- [SOURCE RECORDS]:
┄┄┄┄┄┄
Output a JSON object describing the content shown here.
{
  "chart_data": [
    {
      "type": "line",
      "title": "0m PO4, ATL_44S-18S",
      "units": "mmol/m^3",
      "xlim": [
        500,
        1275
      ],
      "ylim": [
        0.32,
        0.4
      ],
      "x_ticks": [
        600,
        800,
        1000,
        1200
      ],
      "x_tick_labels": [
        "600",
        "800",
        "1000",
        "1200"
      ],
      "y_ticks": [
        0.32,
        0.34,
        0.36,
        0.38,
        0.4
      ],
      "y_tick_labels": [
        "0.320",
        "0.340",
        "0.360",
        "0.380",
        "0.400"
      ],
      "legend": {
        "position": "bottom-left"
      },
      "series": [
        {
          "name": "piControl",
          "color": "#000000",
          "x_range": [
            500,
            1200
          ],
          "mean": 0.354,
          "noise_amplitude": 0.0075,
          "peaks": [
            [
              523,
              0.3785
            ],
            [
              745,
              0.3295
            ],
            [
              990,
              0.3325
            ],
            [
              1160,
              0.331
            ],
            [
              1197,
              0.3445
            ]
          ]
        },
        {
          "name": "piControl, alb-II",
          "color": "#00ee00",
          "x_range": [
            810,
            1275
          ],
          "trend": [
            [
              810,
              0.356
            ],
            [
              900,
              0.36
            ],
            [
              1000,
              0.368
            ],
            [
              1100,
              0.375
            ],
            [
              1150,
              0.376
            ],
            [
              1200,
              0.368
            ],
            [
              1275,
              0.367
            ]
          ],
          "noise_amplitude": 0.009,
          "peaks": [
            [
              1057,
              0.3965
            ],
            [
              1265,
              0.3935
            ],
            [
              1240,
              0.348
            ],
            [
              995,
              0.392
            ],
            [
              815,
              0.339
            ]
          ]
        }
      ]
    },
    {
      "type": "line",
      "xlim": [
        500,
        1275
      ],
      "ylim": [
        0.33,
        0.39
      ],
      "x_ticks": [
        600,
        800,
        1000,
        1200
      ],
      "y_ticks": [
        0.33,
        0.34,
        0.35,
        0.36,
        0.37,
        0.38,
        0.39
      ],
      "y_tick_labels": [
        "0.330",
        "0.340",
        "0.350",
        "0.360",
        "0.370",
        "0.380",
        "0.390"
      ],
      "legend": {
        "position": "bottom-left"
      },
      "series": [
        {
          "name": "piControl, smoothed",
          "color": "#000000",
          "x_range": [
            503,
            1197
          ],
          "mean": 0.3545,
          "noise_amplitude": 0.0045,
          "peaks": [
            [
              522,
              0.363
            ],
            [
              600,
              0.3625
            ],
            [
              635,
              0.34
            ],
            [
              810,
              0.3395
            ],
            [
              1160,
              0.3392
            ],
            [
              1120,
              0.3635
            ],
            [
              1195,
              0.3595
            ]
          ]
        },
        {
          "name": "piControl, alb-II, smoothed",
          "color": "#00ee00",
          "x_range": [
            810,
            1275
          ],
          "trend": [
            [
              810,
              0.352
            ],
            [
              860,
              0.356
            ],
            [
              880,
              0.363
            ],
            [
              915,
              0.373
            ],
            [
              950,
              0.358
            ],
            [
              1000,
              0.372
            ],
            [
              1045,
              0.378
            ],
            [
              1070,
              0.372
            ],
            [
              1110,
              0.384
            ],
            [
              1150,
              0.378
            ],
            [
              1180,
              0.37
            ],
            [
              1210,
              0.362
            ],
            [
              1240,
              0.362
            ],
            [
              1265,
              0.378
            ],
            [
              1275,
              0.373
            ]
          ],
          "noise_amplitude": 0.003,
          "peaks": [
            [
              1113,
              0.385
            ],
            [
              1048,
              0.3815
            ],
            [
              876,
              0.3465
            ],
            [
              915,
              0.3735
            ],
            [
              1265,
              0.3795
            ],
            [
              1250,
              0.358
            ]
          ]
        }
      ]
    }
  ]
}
┄┄┄┄┄┄
Repeat every line of the records above exactly.

- [TASK OUTPUT]:
Output a JSON object describing the content shown here.
{
  "chart_data": [
    {
      "type": "line",
      "title": "0m PO4, ATL_44S-18S",
      "units": "mmol/m^3",
      "xlim": [
        500,
        1275
      ],
      "ylim": [
        0.32,
        0.4
      ],
      "x_ticks": [
        600,
        800,
        1000,
        1200
      ],
      "x_tick_labels": [
        "600",
        "800",
        "1000",
        "1200"
      ],
      "y_ticks": [
        0.32,
        0.34,
        0.36,
        0.38,
        0.4
      ],
      "y_tick_labels": [
        "0.320",
        "0.340",
        "0.360",
        "0.380",
        "0.400"
      ],
      "legend": {
        "position": "bottom-left"
      },
      "series": [
        {
          "name": "piControl",
          "color": "#000000",
          "x_range": [
            500,
            1200
          ],
          "mean": 0.354,
          "noise_amplitude": 0.0075,
          "peaks": [
            [
              523,
              0.3785
            ],
            [
              745,
              0.3295
            ],
            [
              990,
              0.3325
            ],
            [
              1160,
              0.331
            ],
            [
              1197,
              0.3445
            ]
          ]
        },
        {
          "name": "piControl, alb-II",
          "color": "#00ee00",
          "x_range": [
            810,
            1275
          ],
          "trend": [
            [
              810,
              0.356
            ],
            [
              900,
              0.36
            ],
            [
              1000,
              0.368
            ],
            [
              1100,
              0.375
            ],
            [
              1150,
              0.376
            ],
            [
              1200,
              0.368
            ],
            [
              1275,
              0.367
            ]
          ],
          "noise_amplitude": 0.009,
          "peaks": [
            [
              1057,
              0.3965
            ],
            [
              1265,
              0.3935
            ],
            [
              1240,
              0.348
            ],
            [
              995,
              0.392
            ],
            [
              815,
              0.339
            ]
          ]
        }
      ]
    },
    {
      "type": "line",
      "xlim": [
        500,
        1275
      ],
      "ylim": [
        0.33,
        0.39
      ],
      "x_ticks": [
        600,
        800,
        1000,
        1200
      ],
      "y_ticks": [
        0.33,
        0.34,
        0.35,
        0.36,
        0.37,
        0.38,
        0.39
      ],
      "y_tick_labels": [
        "0.330",
        "0.340",
        "0.350",
        "0.360",
        "0.370",
        "0.380",
        "0.390"
      ],
      "legend": {
        "position": "bottom-left"
      },
      "series": [
        {
          "name": "piControl, smoothed",
          "color": "#000000",
          "x_range": [
            503,
            1197
          ],
          "mean": 0.3545,
          "noise_amplitude": 0.0045,
          "peaks": [
            [
              522,
              0.363
            ],
            [
              600,
              0.3625
            ],
            [
              635,
              0.34
            ],
            [
              810,
              0.3395
            ],
            [
              1160,
              0.3392
            ],
            [
              1120,
              0.3635
            ],
            [
              1195,
              0.3595
            ]
          ]
        },
        {
          "name": "piControl, alb-II, smoothed",
          "color": "#00ee00",
          "x_range": [
            810,
            1275
          ],
          "trend": [
            [
              810,
              0.352
            ],
            [
              860,
              0.356
            ],
            [
              880,
              0.363
            ],
            [
              915,
              0.373
            ],
            [
              950,
              0.358
            ],
            [
              1000,
              0.372
            ],
            [
              1045,
              0.378
            ],
            [
              1070,
              0.372
            ],
            [
              1110,
              0.384
            ],
            [
              1150,
              0.378
            ],
            [
              1180,
              0.37
            ],
            [
              1210,
              0.362
            ],
            [
              1240,
              0.362
            ],
            [
              1265,
              0.378
            ],
            [
              1275,
              0.373
            ]
          ],
          "noise_amplitude": 0.003,
          "peaks": [
            [
              1113,
              0.385
            ],
            [
              1048,
              0.3815
            ],
            [
              876,
              0.3465
            ],
            [
              915,
              0.3735
            ],
            [
              1265,
              0.3795
            ],
            [
              1250,
              0.358
            ]
          ]
        }
      ]
    }
  ]
}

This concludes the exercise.